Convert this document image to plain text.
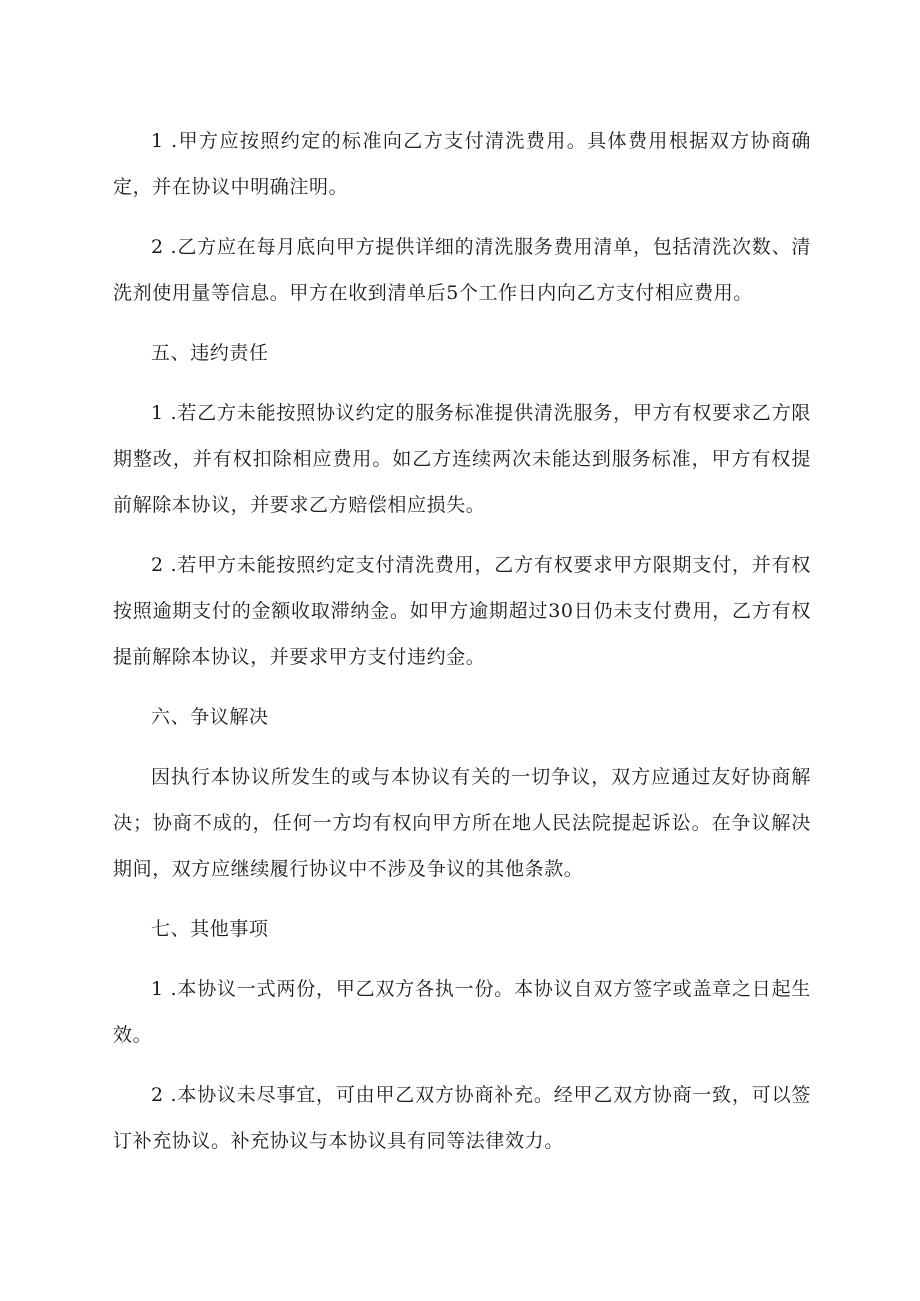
1 .甲方应按照约定的标准向乙方支付清洗费用。具体费用根据双方协商确定，并在协议中明确注明。

2 .乙方应在每月底向甲方提供详细的清洗服务费用清单，包括清洗次数、清洗剂使用量等信息。甲方在收到清单后5个工作日内向乙方支付相应费用。

五、违约责任

1 .若乙方未能按照协议约定的服务标准提供清洗服务，甲方有权要求乙方限期整改，并有权扣除相应费用。如乙方连续两次未能达到服务标准，甲方有权提前解除本协议，并要求乙方赔偿相应损失。

2 .若甲方未能按照约定支付清洗费用，乙方有权要求甲方限期支付，并有权按照逾期支付的金额收取滞纳金。如甲方逾期超过30日仍未支付费用，乙方有权提前解除本协议，并要求甲方支付违约金。

六、争议解决

因执行本协议所发生的或与本协议有关的一切争议，双方应通过友好协商解决；协商不成的，任何一方均有权向甲方所在地人民法院提起诉讼。在争议解决期间，双方应继续履行协议中不涉及争议的其他条款。

七、其他事项

1 .本协议一式两份，甲乙双方各执一份。本协议自双方签字或盖章之日起生效。

2 .本协议未尽事宜，可由甲乙双方协商补充。经甲乙双方协商一致，可以签订补充协议。补充协议与本协议具有同等法律效力。
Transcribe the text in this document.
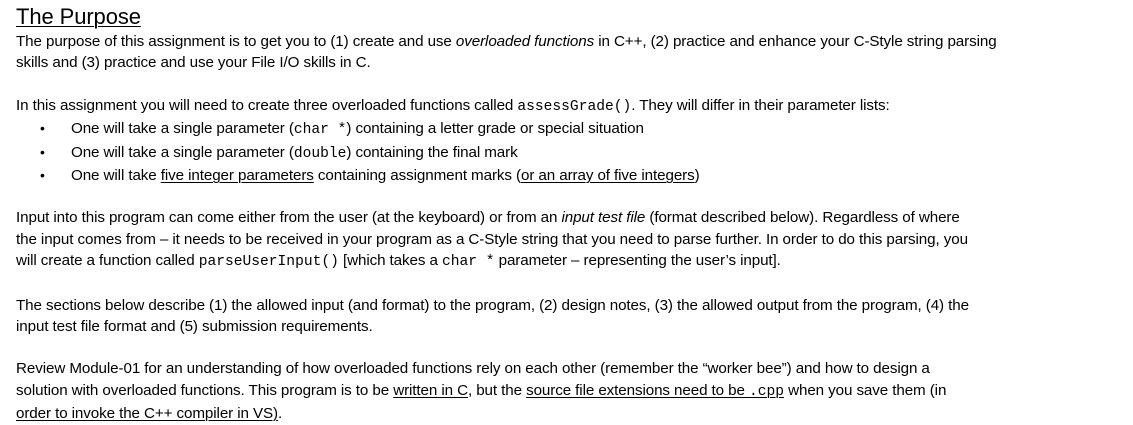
The Purpose

The purpose of this assignment is to get you to (1) create and use overloaded functions in C++, (2) practice and enhance your C-Style string parsing
skills and (3) practice and use your File I/O skills in C.

In this assignment you will need to create three overloaded functions called assessGrade(). They will differ in their parameter lists:

• One will take a single parameter (char *) containing a letter grade or special situation
• One will take a single parameter (double) containing the final mark
• One will take five integer parameters containing assignment marks (or an array of five integers)

Input into this program can come either from the user (at the keyboard) or from an input test file (format described below). Regardless of where
the input comes from – it needs to be received in your program as a C-Style string that you need to parse further. In order to do this parsing, you
will create a function called parseUserInput() [which takes a char * parameter – representing the user’s input].

The sections below describe (1) the allowed input (and format) to the program, (2) design notes, (3) the allowed output from the program, (4) the
input test file format and (5) submission requirements.

Review Module-01 for an understanding of how overloaded functions rely on each other (remember the “worker bee”) and how to design a
solution with overloaded functions. This program is to be written in C, but the source file extensions need to be .cpp when you save them (in
order to invoke the C++ compiler in VS).
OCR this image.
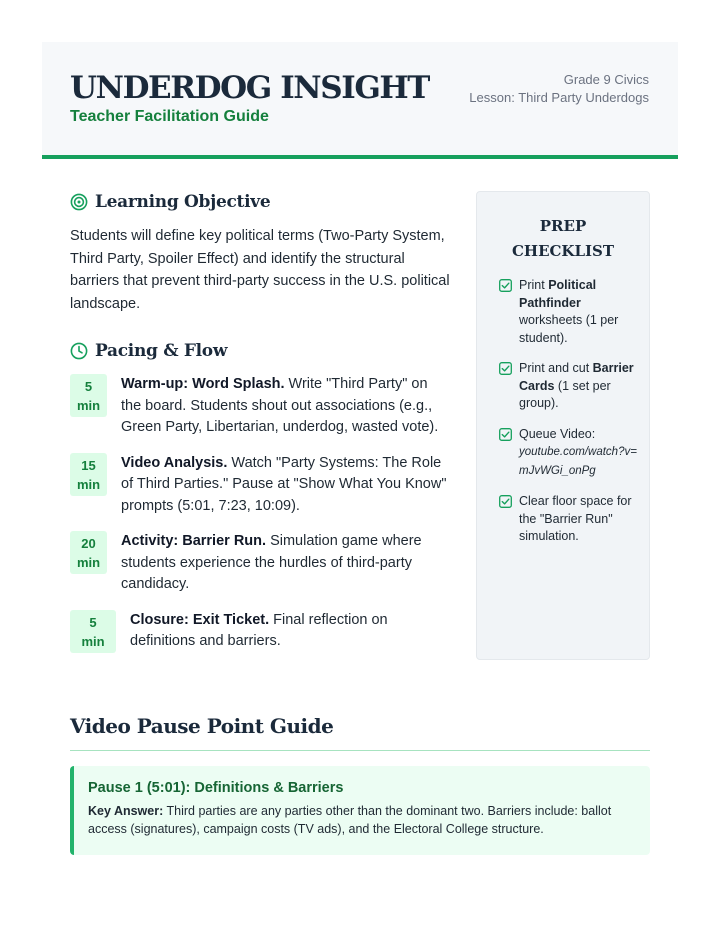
UNDERDOG INSIGHT
Teacher Facilitation Guide
Grade 9 Civics
Lesson: Third Party Underdogs
Learning Objective

Students will define key political terms (Two-Party System, Third Party, Spoiler Effect) and identify the structural barriers that prevent third-party success in the U.S. political landscape.

Pacing & Flow
5
min
Warm-up: Word Splash. Write "Third Party" on the board. Students shout out associations (e.g., Green Party, Libertarian, underdog, wasted vote).
15
min
Video Analysis. Watch "Party Systems: The Role of Third Parties." Pause at "Show What You Know" prompts (5:01, 7:23, 10:09).
20
min
Activity: Barrier Run. Simulation game where students experience the hurdles of third-party candidacy.
5
min
Closure: Exit Ticket. Final reflection on definitions and barriers.
PREP
CHECKLIST
Print Political Pathfinder worksheets (1 per student).
Print and cut Barrier Cards (1 set per group).
Queue Video:
youtube.com/watch?v=mJvWGi_onPg
Clear floor space for the "Barrier Run" simulation.
Video Pause Point Guide
Pause 1 (5:01): Definitions & Barriers
Key Answer: Third parties are any parties other than the dominant two. Barriers include: ballot access (signatures), campaign costs (TV ads), and the Electoral College structure.
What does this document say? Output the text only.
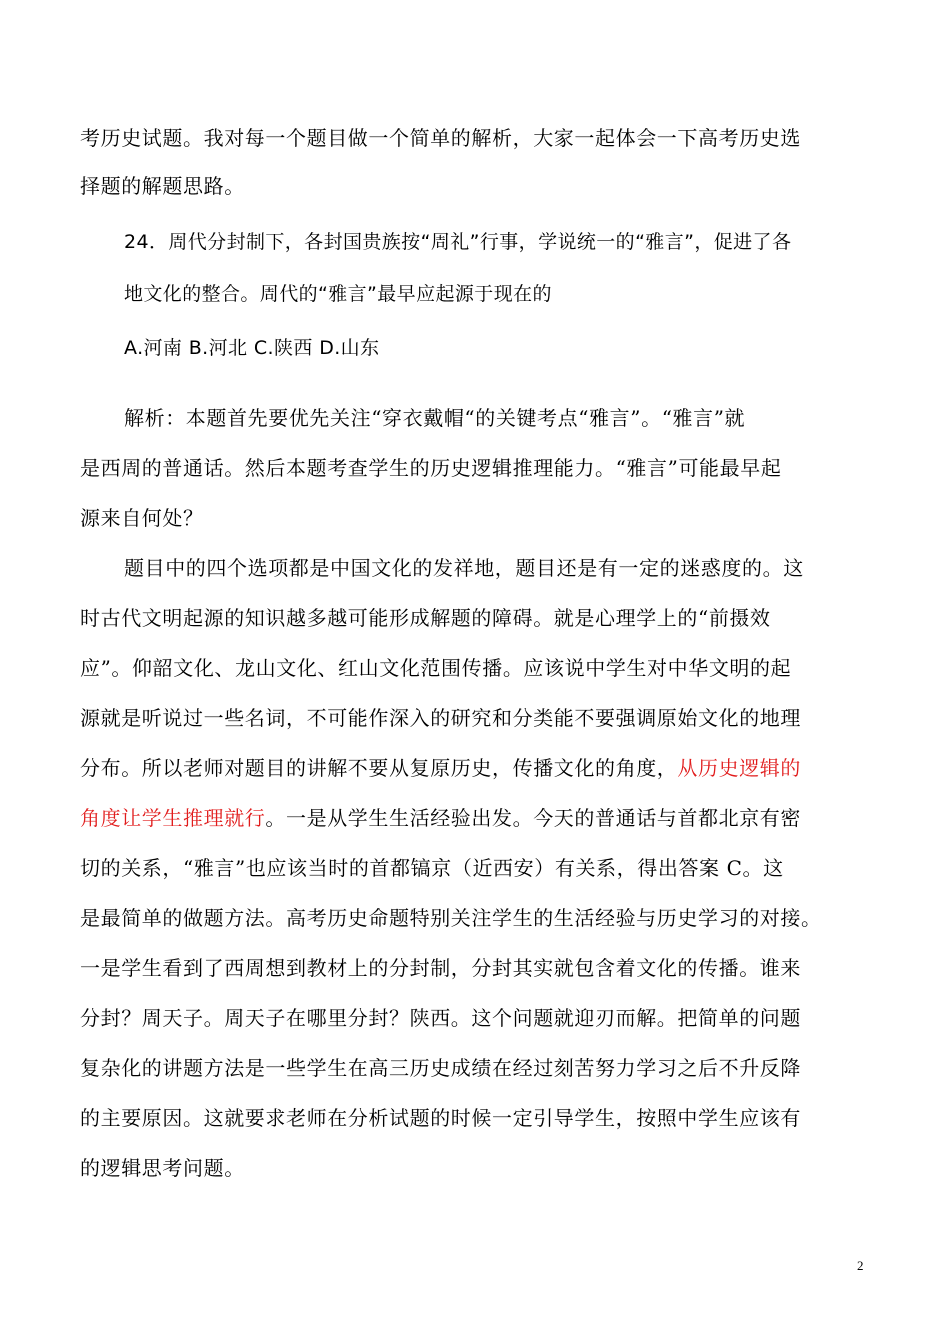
考历史试题。我对每一个题目做一个简单的解析，大家一起体会一下高考历史选
择题的解题思路。
24．周代分封制下，各封国贵族按“周礼”行事，学说统一的“雅言”，促进了各
地文化的整合。周代的“雅言”最早应起源于现在的
A.河南 B.河北 C.陕西 D.山东
解析：本题首先要优先关注“穿衣戴帽“的关键考点“雅言”。“雅言”就
是西周的普通话。然后本题考查学生的历史逻辑推理能力。“雅言”可能最早起
源来自何处？
题目中的四个选项都是中国文化的发祥地，题目还是有一定的迷惑度的。这
时古代文明起源的知识越多越可能形成解题的障碍。就是心理学上的“前摄效
应”。仰韶文化、龙山文化、红山文化范围传播。应该说中学生对中华文明的起
源就是听说过一些名词，不可能作深入的研究和分类能不要强调原始文化的地理
分布。所以老师对题目的讲解不要从复原历史，传播文化的角度，从历史逻辑的
角度让学生推理就行。一是从学生生活经验出发。今天的普通话与首都北京有密
切的关系，“雅言”也应该当时的首都镐京（近西安）有关系，得出答案 C。这
是最简单的做题方法。高考历史命题特别关注学生的生活经验与历史学习的对接。
一是学生看到了西周想到教材上的分封制，分封其实就包含着文化的传播。谁来
分封？周天子。周天子在哪里分封？陕西。这个问题就迎刃而解。把简单的问题
复杂化的讲题方法是一些学生在高三历史成绩在经过刻苦努力学习之后不升反降
的主要原因。这就要求老师在分析试题的时候一定引导学生，按照中学生应该有
的逻辑思考问题。
2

■ ■ ■

Directions for this task
Pictures are excluded; repeat every record exactly.

Finished exercise
Convert this document image to plain text.
1 .甲方应按照约定的标准向乙方支付清洗费用。具体费用根据双方协商确定，并在协议中明确注明。

2 .乙方应在每月底向甲方提供详细的清洗服务费用清单，包括清洗次数、清洗剂使用量等信息。甲方在收到清单后5个工作日内向乙方支付相应费用。

五、违约责任

1 .若乙方未能按照协议约定的服务标准提供清洗服务，甲方有权要求乙方限期整改，并有权扣除相应费用。如乙方连续两次未能达到服务标准，甲方有权提前解除本协议，并要求乙方赔偿相应损失。

2 .若甲方未能按照约定支付清洗费用，乙方有权要求甲方限期支付，并有权按照逾期支付的金额收取滞纳金。如甲方逾期超过30日仍未支付费用，乙方有权提前解除本协议，并要求甲方支付违约金。

六、争议解决

因执行本协议所发生的或与本协议有关的一切争议，双方应通过友好协商解决；协商不成的，任何一方均有权向甲方所在地人民法院提起诉讼。在争议解决期间，双方应继续履行协议中不涉及争议的其他条款。

七、其他事项

1 .本协议一式两份，甲乙双方各执一份。本协议自双方签字或盖章之日起生效。

2 .本协议未尽事宜，可由甲乙双方协商补充。经甲乙双方协商一致，可以签订补充协议。补充协议与本协议具有同等法律效力。
Transcribe the text in this document.
The Purpose

The purpose of this assignment is to get you to (1) create and use overloaded functions in C++, (2) practice and enhance your C-Style string parsing
skills and (3) practice and use your File I/O skills in C.

In this assignment you will need to create three overloaded functions called assessGrade(). They will differ in their parameter lists:

• One will take a single parameter (char *) containing a letter grade or special situation
• One will take a single parameter (double) containing the final mark
• One will take five integer parameters containing assignment marks (or an array of five integers)

Input into this program can come either from the user (at the keyboard) or from an input test file (format described below). Regardless of where
the input comes from – it needs to be received in your program as a C-Style string that you need to parse further. In order to do this parsing, you
will create a function called parseUserInput() [which takes a char * parameter – representing the user’s input].

The sections below describe (1) the allowed input (and format) to the program, (2) design notes, (3) the allowed output from the program, (4) the
input test file format and (5) submission requirements.

Review Module-01 for an understanding of how overloaded functions rely on each other (remember the “worker bee”) and how to design a
solution with overloaded functions. This program is to be written in C, but the source file extensions need to be .cpp when you save them (in
order to invoke the C++ compiler in VS).
OCR this image.
UNDERDOG INSIGHT
Teacher Facilitation Guide
Grade 9 Civics
Lesson: Third Party Underdogs
Learning Objective

Students will define key political terms (Two-Party System, Third Party, Spoiler Effect) and identify the structural barriers that prevent third-party success in the U.S. political landscape.

Pacing & Flow
5
min
Warm-up: Word Splash. Write "Third Party" on the board. Students shout out associations (e.g., Green Party, Libertarian, underdog, wasted vote).
15
min
Video Analysis. Watch "Party Systems: The Role of Third Parties." Pause at "Show What You Know" prompts (5:01, 7:23, 10:09).
20
min
Activity: Barrier Run. Simulation game where students experience the hurdles of third-party candidacy.
5
min
Closure: Exit Ticket. Final reflection on definitions and barriers.
PREP
CHECKLIST
Print Political Pathfinder worksheets (1 per student).
Print and cut Barrier Cards (1 set per group).
Queue Video:
youtube.com/watch?v=mJvWGi_onPg
Clear floor space for the "Barrier Run" simulation.
Video Pause Point Guide
Pause 1 (5:01): Definitions & Barriers
Key Answer: Third parties are any parties other than the dominant two. Barriers include: ballot access (signatures), campaign costs (TV ads), and the Electoral College structure.
What does this document say? Output the text only.
考历史试题。我对每一个题目做一个简单的解析，大家一起体会一下高考历史选
择题的解题思路。
24．周代分封制下，各封国贵族按“周礼”行事，学说统一的“雅言”，促进了各
地文化的整合。周代的“雅言”最早应起源于现在的
A.河南 B.河北 C.陕西 D.山东
解析：本题首先要优先关注“穿衣戴帽“的关键考点“雅言”。“雅言”就
是西周的普通话。然后本题考查学生的历史逻辑推理能力。“雅言”可能最早起
源来自何处？
题目中的四个选项都是中国文化的发祥地，题目还是有一定的迷惑度的。这
时古代文明起源的知识越多越可能形成解题的障碍。就是心理学上的“前摄效
应”。仰韶文化、龙山文化、红山文化范围传播。应该说中学生对中华文明的起
源就是听说过一些名词，不可能作深入的研究和分类能不要强调原始文化的地理
分布。所以老师对题目的讲解不要从复原历史，传播文化的角度，从历史逻辑的
角度让学生推理就行。一是从学生生活经验出发。今天的普通话与首都北京有密
切的关系，“雅言”也应该当时的首都镐京（近西安）有关系，得出答案 C。这
是最简单的做题方法。高考历史命题特别关注学生的生活经验与历史学习的对接。
一是学生看到了西周想到教材上的分封制，分封其实就包含着文化的传播。谁来
分封？周天子。周天子在哪里分封？陕西。这个问题就迎刃而解。把简单的问题
复杂化的讲题方法是一些学生在高三历史成绩在经过刻苦努力学习之后不升反降
的主要原因。这就要求老师在分析试题的时候一定引导学生，按照中学生应该有
的逻辑思考问题。
2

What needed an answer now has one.